EXERCISE DETAILS: Your task is to output all the records below, word for word.

>> Begin RECORDS SHOWN

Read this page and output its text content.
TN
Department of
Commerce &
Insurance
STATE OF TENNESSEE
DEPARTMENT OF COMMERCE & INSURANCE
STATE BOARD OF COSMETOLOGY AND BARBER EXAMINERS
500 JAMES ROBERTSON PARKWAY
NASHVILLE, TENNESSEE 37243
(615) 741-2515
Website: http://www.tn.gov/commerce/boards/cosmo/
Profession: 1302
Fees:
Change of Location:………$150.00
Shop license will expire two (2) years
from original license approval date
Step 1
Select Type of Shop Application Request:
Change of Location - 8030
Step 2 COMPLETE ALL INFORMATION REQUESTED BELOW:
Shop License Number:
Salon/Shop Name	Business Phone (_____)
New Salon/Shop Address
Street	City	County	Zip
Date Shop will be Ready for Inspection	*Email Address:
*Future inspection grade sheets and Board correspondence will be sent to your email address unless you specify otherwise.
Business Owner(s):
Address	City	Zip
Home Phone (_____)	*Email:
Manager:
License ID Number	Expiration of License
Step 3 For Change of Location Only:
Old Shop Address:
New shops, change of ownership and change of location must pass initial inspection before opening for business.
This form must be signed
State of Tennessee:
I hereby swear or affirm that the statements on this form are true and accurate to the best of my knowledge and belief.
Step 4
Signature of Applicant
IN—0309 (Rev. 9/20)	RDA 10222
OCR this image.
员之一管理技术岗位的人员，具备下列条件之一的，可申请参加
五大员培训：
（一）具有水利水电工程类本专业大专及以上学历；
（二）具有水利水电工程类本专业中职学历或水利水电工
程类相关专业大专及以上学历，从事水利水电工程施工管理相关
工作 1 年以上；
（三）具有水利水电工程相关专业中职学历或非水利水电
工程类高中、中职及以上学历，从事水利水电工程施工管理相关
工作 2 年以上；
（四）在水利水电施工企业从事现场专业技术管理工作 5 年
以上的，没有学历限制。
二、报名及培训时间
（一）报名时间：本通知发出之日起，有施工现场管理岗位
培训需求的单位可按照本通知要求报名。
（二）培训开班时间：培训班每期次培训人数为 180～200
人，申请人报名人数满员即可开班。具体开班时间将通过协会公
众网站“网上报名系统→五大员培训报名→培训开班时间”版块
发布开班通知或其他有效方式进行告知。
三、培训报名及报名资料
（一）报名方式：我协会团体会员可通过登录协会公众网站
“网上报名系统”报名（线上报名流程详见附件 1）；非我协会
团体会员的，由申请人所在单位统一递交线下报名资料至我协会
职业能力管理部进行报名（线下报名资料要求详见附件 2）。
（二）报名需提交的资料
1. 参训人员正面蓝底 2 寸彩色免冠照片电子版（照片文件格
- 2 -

>> End RECORDS SHOWN

SOLUTION:
Read this page and output its text content.
TN
Department of
Commerce &
Insurance
STATE OF TENNESSEE
DEPARTMENT OF COMMERCE & INSURANCE
STATE BOARD OF COSMETOLOGY AND BARBER EXAMINERS
500 JAMES ROBERTSON PARKWAY
NASHVILLE, TENNESSEE 37243
(615) 741-2515
Website: http://www.tn.gov/commerce/boards/cosmo/
Profession: 1302
Fees:
Change of Location:………$150.00
Shop license will expire two (2) years
from original license approval date
Step 1
Select Type of Shop Application Request:
Change of Location - 8030
Step 2 COMPLETE ALL INFORMATION REQUESTED BELOW:
Shop License Number:
Salon/Shop Name	Business Phone (_____)
New Salon/Shop Address
Street	City	County	Zip
Date Shop will be Ready for Inspection	*Email Address:
*Future inspection grade sheets and Board correspondence will be sent to your email address unless you specify otherwise.
Business Owner(s):
Address	City	Zip
Home Phone (_____)	*Email:
Manager:
License ID Number	Expiration of License
Step 3 For Change of Location Only:
Old Shop Address:
New shops, change of ownership and change of location must pass initial inspection before opening for business.
This form must be signed
State of Tennessee:
I hereby swear or affirm that the statements on this form are true and accurate to the best of my knowledge and belief.
Step 4
Signature of Applicant
IN—0309 (Rev. 9/20)	RDA 10222
OCR this image.
员之一管理技术岗位的人员，具备下列条件之一的，可申请参加
五大员培训：
（一）具有水利水电工程类本专业大专及以上学历；
（二）具有水利水电工程类本专业中职学历或水利水电工
程类相关专业大专及以上学历，从事水利水电工程施工管理相关
工作 1 年以上；
（三）具有水利水电工程相关专业中职学历或非水利水电
工程类高中、中职及以上学历，从事水利水电工程施工管理相关
工作 2 年以上；
（四）在水利水电施工企业从事现场专业技术管理工作 5 年
以上的，没有学历限制。
二、报名及培训时间
（一）报名时间：本通知发出之日起，有施工现场管理岗位
培训需求的单位可按照本通知要求报名。
（二）培训开班时间：培训班每期次培训人数为 180～200
人，申请人报名人数满员即可开班。具体开班时间将通过协会公
众网站“网上报名系统→五大员培训报名→培训开班时间”版块
发布开班通知或其他有效方式进行告知。
三、培训报名及报名资料
（一）报名方式：我协会团体会员可通过登录协会公众网站
“网上报名系统”报名（线上报名流程详见附件 1）；非我协会
团体会员的，由申请人所在单位统一递交线下报名资料至我协会
职业能力管理部进行报名（线下报名资料要求详见附件 2）。
（二）报名需提交的资料
1. 参训人员正面蓝底 2 寸彩色免冠照片电子版（照片文件格
- 2 -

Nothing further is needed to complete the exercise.